[CHALLENGE] Make an exact copy of the entries below.

[EXERCISE MATERIAL]
________________________________________
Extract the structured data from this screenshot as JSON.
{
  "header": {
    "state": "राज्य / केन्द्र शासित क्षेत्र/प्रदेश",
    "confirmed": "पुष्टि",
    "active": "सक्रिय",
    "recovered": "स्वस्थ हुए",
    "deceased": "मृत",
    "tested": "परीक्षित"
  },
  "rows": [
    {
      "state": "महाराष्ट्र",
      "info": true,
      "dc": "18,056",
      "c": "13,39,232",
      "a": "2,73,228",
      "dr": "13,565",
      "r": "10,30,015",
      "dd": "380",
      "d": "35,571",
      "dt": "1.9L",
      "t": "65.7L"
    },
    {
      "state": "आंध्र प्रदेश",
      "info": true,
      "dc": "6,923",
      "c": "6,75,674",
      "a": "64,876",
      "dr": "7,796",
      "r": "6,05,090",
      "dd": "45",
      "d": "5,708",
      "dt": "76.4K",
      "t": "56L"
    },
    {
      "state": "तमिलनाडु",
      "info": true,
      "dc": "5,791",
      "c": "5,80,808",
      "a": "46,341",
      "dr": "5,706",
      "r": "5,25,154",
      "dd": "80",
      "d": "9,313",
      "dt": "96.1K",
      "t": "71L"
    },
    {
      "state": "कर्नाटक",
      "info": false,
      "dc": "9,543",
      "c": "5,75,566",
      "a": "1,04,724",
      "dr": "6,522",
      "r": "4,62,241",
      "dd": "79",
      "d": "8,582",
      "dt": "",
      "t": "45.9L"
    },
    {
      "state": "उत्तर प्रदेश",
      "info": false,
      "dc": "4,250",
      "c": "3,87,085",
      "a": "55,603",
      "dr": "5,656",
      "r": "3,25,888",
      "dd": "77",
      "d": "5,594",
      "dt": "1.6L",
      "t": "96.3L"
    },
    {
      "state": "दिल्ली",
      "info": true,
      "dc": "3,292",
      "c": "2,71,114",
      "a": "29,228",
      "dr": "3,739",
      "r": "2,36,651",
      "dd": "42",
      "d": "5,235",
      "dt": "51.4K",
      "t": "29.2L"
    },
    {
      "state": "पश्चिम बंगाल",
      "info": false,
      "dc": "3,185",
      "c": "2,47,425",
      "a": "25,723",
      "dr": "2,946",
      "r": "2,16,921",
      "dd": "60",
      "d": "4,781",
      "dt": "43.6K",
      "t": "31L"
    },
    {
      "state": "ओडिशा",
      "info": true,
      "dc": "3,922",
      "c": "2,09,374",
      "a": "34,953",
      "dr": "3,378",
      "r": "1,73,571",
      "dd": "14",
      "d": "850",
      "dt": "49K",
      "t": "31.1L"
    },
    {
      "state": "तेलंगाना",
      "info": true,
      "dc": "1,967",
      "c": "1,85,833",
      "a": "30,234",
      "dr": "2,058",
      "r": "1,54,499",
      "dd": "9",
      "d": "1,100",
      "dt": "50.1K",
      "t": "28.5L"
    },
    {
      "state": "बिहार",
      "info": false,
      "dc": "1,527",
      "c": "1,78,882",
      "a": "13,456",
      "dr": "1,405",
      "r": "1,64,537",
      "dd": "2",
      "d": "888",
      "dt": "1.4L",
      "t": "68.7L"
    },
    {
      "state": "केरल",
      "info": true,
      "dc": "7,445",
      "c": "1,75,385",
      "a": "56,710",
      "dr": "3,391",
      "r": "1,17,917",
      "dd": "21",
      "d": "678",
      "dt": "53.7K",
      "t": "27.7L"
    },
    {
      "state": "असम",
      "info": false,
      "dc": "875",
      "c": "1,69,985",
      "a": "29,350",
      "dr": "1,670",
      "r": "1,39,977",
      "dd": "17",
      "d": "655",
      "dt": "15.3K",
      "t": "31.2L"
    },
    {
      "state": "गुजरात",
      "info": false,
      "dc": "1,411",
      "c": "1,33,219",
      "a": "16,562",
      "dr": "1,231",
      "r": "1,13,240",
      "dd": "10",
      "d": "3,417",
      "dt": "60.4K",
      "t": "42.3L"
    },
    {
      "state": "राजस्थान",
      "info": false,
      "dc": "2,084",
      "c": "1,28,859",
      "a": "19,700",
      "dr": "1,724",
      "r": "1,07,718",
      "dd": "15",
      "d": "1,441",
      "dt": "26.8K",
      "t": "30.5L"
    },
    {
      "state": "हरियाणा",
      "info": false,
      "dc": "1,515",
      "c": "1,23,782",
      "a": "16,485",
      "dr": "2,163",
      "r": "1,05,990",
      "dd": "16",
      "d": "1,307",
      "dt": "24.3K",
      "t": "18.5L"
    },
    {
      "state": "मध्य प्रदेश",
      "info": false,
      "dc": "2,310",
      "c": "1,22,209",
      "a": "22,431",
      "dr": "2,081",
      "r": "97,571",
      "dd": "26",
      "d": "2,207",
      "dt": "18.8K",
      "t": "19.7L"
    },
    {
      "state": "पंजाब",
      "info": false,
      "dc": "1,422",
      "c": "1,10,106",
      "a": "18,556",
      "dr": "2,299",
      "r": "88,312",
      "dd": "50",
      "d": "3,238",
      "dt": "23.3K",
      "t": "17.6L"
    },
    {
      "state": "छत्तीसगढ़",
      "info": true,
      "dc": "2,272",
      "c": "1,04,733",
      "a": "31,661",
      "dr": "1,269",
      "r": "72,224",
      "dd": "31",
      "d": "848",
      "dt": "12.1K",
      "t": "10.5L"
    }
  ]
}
________________________________________
[THE RESULT]
Extract the structured data from this screenshot as JSON.
{
  "header": {
    "state": "राज्य / केन्द्र शासित क्षेत्र/प्रदेश",
    "confirmed": "पुष्टि",
    "active": "सक्रिय",
    "recovered": "स्वस्थ हुए",
    "deceased": "मृत",
    "tested": "परीक्षित"
  },
  "rows": [
    {
      "state": "महाराष्ट्र",
      "info": true,
      "dc": "18,056",
      "c": "13,39,232",
      "a": "2,73,228",
      "dr": "13,565",
      "r": "10,30,015",
      "dd": "380",
      "d": "35,571",
      "dt": "1.9L",
      "t": "65.7L"
    },
    {
      "state": "आंध्र प्रदेश",
      "info": true,
      "dc": "6,923",
      "c": "6,75,674",
      "a": "64,876",
      "dr": "7,796",
      "r": "6,05,090",
      "dd": "45",
      "d": "5,708",
      "dt": "76.4K",
      "t": "56L"
    },
    {
      "state": "तमिलनाडु",
      "info": true,
      "dc": "5,791",
      "c": "5,80,808",
      "a": "46,341",
      "dr": "5,706",
      "r": "5,25,154",
      "dd": "80",
      "d": "9,313",
      "dt": "96.1K",
      "t": "71L"
    },
    {
      "state": "कर्नाटक",
      "info": false,
      "dc": "9,543",
      "c": "5,75,566",
      "a": "1,04,724",
      "dr": "6,522",
      "r": "4,62,241",
      "dd": "79",
      "d": "8,582",
      "dt": "",
      "t": "45.9L"
    },
    {
      "state": "उत्तर प्रदेश",
      "info": false,
      "dc": "4,250",
      "c": "3,87,085",
      "a": "55,603",
      "dr": "5,656",
      "r": "3,25,888",
      "dd": "77",
      "d": "5,594",
      "dt": "1.6L",
      "t": "96.3L"
    },
    {
      "state": "दिल्ली",
      "info": true,
      "dc": "3,292",
      "c": "2,71,114",
      "a": "29,228",
      "dr": "3,739",
      "r": "2,36,651",
      "dd": "42",
      "d": "5,235",
      "dt": "51.4K",
      "t": "29.2L"
    },
    {
      "state": "पश्चिम बंगाल",
      "info": false,
      "dc": "3,185",
      "c": "2,47,425",
      "a": "25,723",
      "dr": "2,946",
      "r": "2,16,921",
      "dd": "60",
      "d": "4,781",
      "dt": "43.6K",
      "t": "31L"
    },
    {
      "state": "ओडिशा",
      "info": true,
      "dc": "3,922",
      "c": "2,09,374",
      "a": "34,953",
      "dr": "3,378",
      "r": "1,73,571",
      "dd": "14",
      "d": "850",
      "dt": "49K",
      "t": "31.1L"
    },
    {
      "state": "तेलंगाना",
      "info": true,
      "dc": "1,967",
      "c": "1,85,833",
      "a": "30,234",
      "dr": "2,058",
      "r": "1,54,499",
      "dd": "9",
      "d": "1,100",
      "dt": "50.1K",
      "t": "28.5L"
    },
    {
      "state": "बिहार",
      "info": false,
      "dc": "1,527",
      "c": "1,78,882",
      "a": "13,456",
      "dr": "1,405",
      "r": "1,64,537",
      "dd": "2",
      "d": "888",
      "dt": "1.4L",
      "t": "68.7L"
    },
    {
      "state": "केरल",
      "info": true,
      "dc": "7,445",
      "c": "1,75,385",
      "a": "56,710",
      "dr": "3,391",
      "r": "1,17,917",
      "dd": "21",
      "d": "678",
      "dt": "53.7K",
      "t": "27.7L"
    },
    {
      "state": "असम",
      "info": false,
      "dc": "875",
      "c": "1,69,985",
      "a": "29,350",
      "dr": "1,670",
      "r": "1,39,977",
      "dd": "17",
      "d": "655",
      "dt": "15.3K",
      "t": "31.2L"
    },
    {
      "state": "गुजरात",
      "info": false,
      "dc": "1,411",
      "c": "1,33,219",
      "a": "16,562",
      "dr": "1,231",
      "r": "1,13,240",
      "dd": "10",
      "d": "3,417",
      "dt": "60.4K",
      "t": "42.3L"
    },
    {
      "state": "राजस्थान",
      "info": false,
      "dc": "2,084",
      "c": "1,28,859",
      "a": "19,700",
      "dr": "1,724",
      "r": "1,07,718",
      "dd": "15",
      "d": "1,441",
      "dt": "26.8K",
      "t": "30.5L"
    },
    {
      "state": "हरियाणा",
      "info": false,
      "dc": "1,515",
      "c": "1,23,782",
      "a": "16,485",
      "dr": "2,163",
      "r": "1,05,990",
      "dd": "16",
      "d": "1,307",
      "dt": "24.3K",
      "t": "18.5L"
    },
    {
      "state": "मध्य प्रदेश",
      "info": false,
      "dc": "2,310",
      "c": "1,22,209",
      "a": "22,431",
      "dr": "2,081",
      "r": "97,571",
      "dd": "26",
      "d": "2,207",
      "dt": "18.8K",
      "t": "19.7L"
    },
    {
      "state": "पंजाब",
      "info": false,
      "dc": "1,422",
      "c": "1,10,106",
      "a": "18,556",
      "dr": "2,299",
      "r": "88,312",
      "dd": "50",
      "d": "3,238",
      "dt": "23.3K",
      "t": "17.6L"
    },
    {
      "state": "छत्तीसगढ़",
      "info": true,
      "dc": "2,272",
      "c": "1,04,733",
      "a": "31,661",
      "dr": "1,269",
      "r": "72,224",
      "dd": "31",
      "d": "848",
      "dt": "12.1K",
      "t": "10.5L"
    }
  ]
}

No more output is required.